[Collected data entries]

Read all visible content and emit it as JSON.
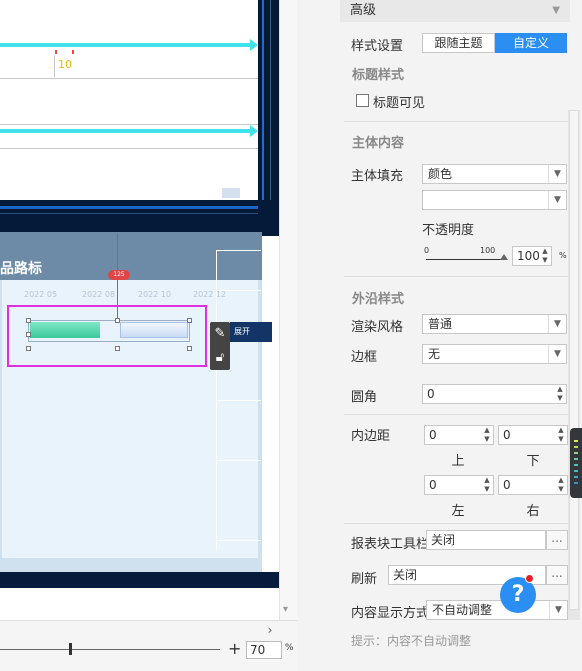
{
  "canvas": {
    "axis_value": "10",
    "panel_title": "品路标",
    "dates": [
      "2022 05",
      "2022 08",
      "2022 10",
      "2022 12"
    ],
    "badge": "125",
    "tab_text": "展开"
  },
  "zoom": {
    "value": "70",
    "unit": "%",
    "plus": "+"
  },
  "panel": {
    "header": "高级",
    "style_setting_label": "样式设置",
    "style_follow_theme": "跟随主题",
    "style_custom": "自定义",
    "title_style_section": "标题样式",
    "title_visible_label": "标题可见",
    "body_section": "主体内容",
    "body_fill_label": "主体填充",
    "body_fill_value": "颜色",
    "opacity_label": "不透明度",
    "opacity_min": "0",
    "opacity_max": "100",
    "opacity_value": "100",
    "opacity_unit": "%",
    "border_section": "外沿样式",
    "render_style_label": "渲染风格",
    "render_style_value": "普通",
    "border_label": "边框",
    "border_value": "无",
    "radius_label": "圆角",
    "radius_value": "0",
    "padding_label": "内边距",
    "padding_top_value": "0",
    "padding_bottom_value": "0",
    "padding_left_value": "0",
    "padding_right_value": "0",
    "padding_top_label": "上",
    "padding_bottom_label": "下",
    "padding_left_label": "左",
    "padding_right_label": "右",
    "toolbar_label": "报表块工具栏",
    "toolbar_value": "关闭",
    "refresh_label": "刷新",
    "refresh_value": "关闭",
    "display_mode_label": "内容显示方式",
    "display_mode_value": "不自动调整",
    "hint": "提示：内容不自动调整",
    "help_icon": "?",
    "ellipsis": "...",
    "accent_color": "#2b8ef3"
  }
}
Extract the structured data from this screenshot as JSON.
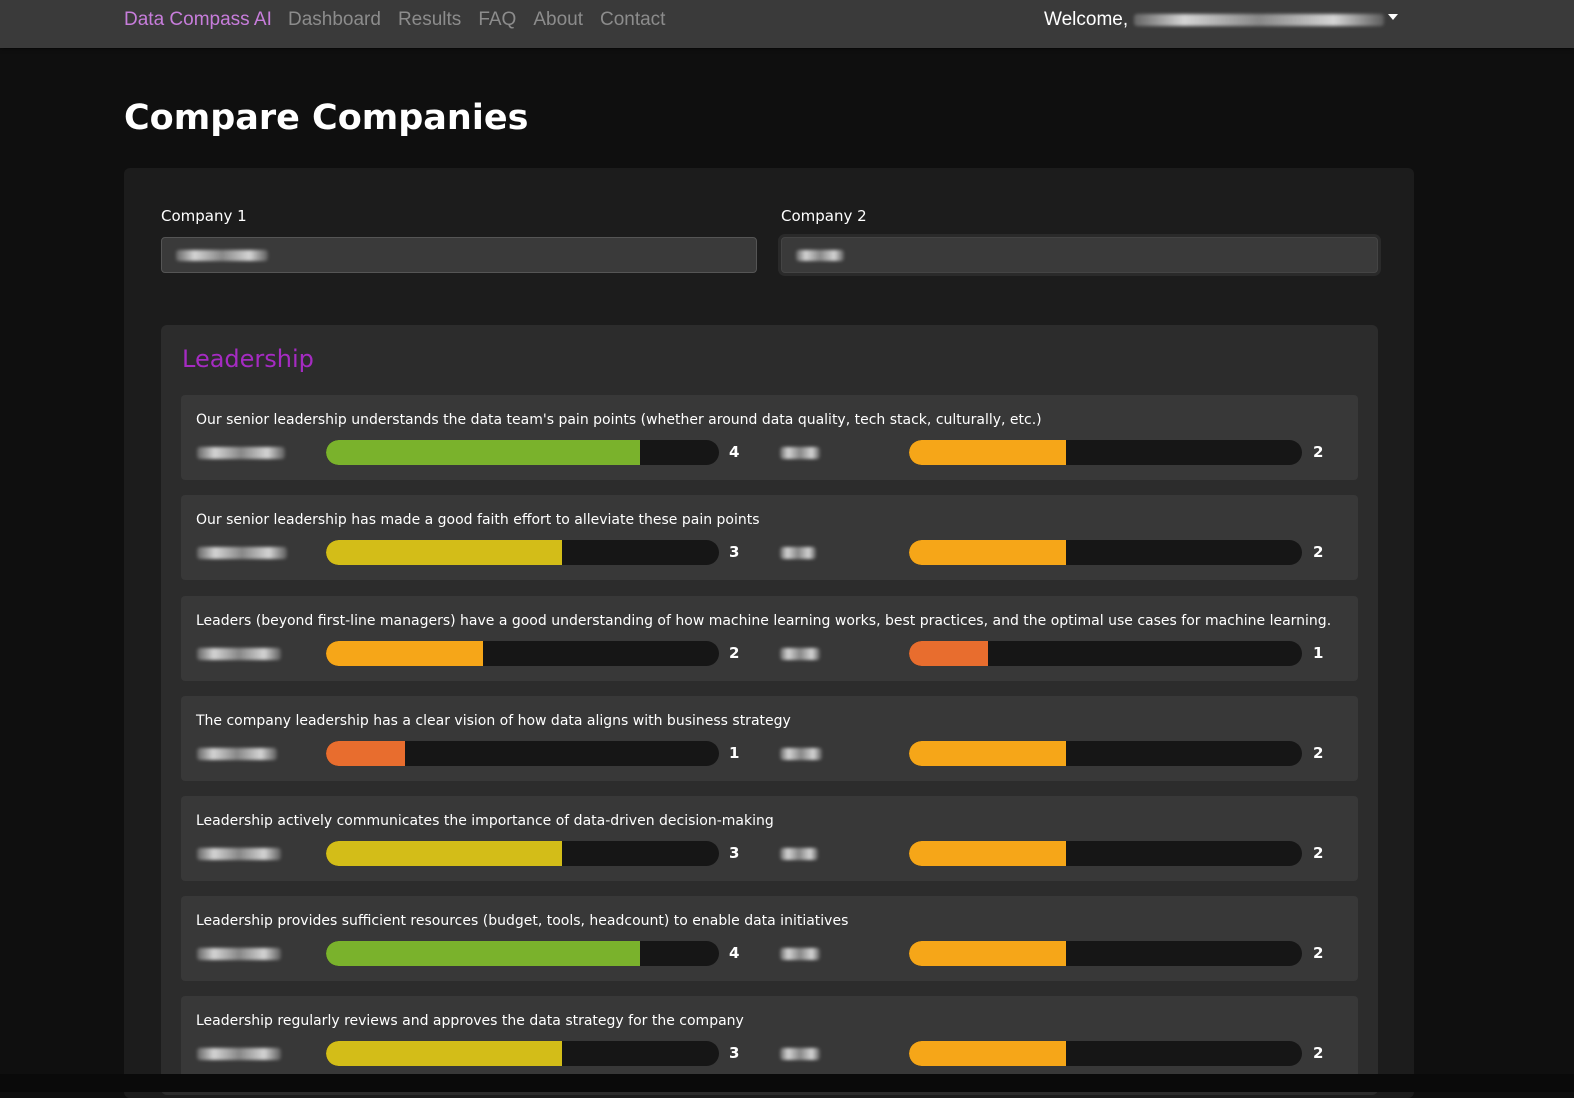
{
  "nav": {
    "brand": "Data Compass AI",
    "links": [
      "Dashboard",
      "Results",
      "FAQ",
      "About",
      "Contact"
    ],
    "welcome": "Welcome,"
  },
  "page": {
    "title": "Compare Companies"
  },
  "form": {
    "company1_label": "Company 1",
    "company2_label": "Company 2"
  },
  "section": {
    "title": "Leadership",
    "max_score": 5,
    "colors": {
      "1": "#e86d2e",
      "2": "#f6a618",
      "3": "#d3bd18",
      "4": "#7ab22c",
      "5": "#3fa34d"
    },
    "questions": [
      {
        "text": "Our senior leadership understands the data team's pain points (whether around data quality, tech stack, culturally, etc.)",
        "score1": 4,
        "score2": 2
      },
      {
        "text": "Our senior leadership has made a good faith effort to alleviate these pain points",
        "score1": 3,
        "score2": 2
      },
      {
        "text": "Leaders (beyond first-line managers) have a good understanding of how machine learning works, best practices, and the optimal use cases for machine learning.",
        "score1": 2,
        "score2": 1
      },
      {
        "text": "The company leadership has a clear vision of how data aligns with business strategy",
        "score1": 1,
        "score2": 2
      },
      {
        "text": "Leadership actively communicates the importance of data-driven decision-making",
        "score1": 3,
        "score2": 2
      },
      {
        "text": "Leadership provides sufficient resources (budget, tools, headcount) to enable data initiatives",
        "score1": 4,
        "score2": 2
      },
      {
        "text": "Leadership regularly reviews and approves the data strategy for the company",
        "score1": 3,
        "score2": 2
      }
    ]
  }
}
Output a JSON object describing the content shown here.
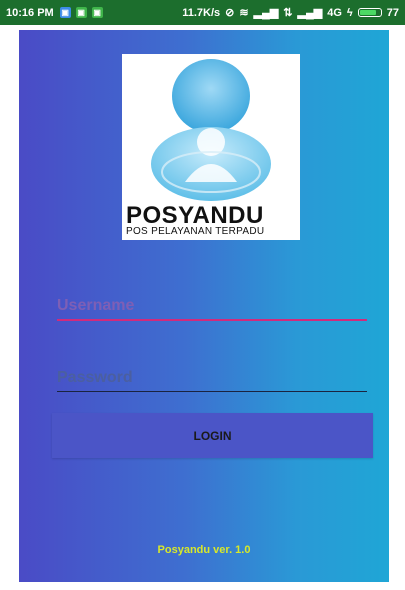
{
  "status_bar": {
    "time": "10:16 PM",
    "network_speed": "11.7K/s",
    "network_type": "4G",
    "battery_percent": "77"
  },
  "logo": {
    "brand_name": "POSYANDU",
    "brand_subtitle": "POS PELAYANAN TERPADU"
  },
  "form": {
    "username_placeholder": "Username",
    "password_placeholder": "Password",
    "login_label": "LOGIN"
  },
  "footer": {
    "version_text": "Posyandu ver. 1.0"
  },
  "colors": {
    "accent_underline": "#d22a7c",
    "button": "#4b55c7",
    "version_text": "#d8e82a"
  }
}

What is needed: Copy each line of the preceding data that contains the string "senior".

Correct output:
        "text": "Our senior leadership understands the data team's pain points (whether around data quality, tech stack, culturally, etc.)",
        "text": "Our senior leadership has made a good faith effort to alleviate these pain points",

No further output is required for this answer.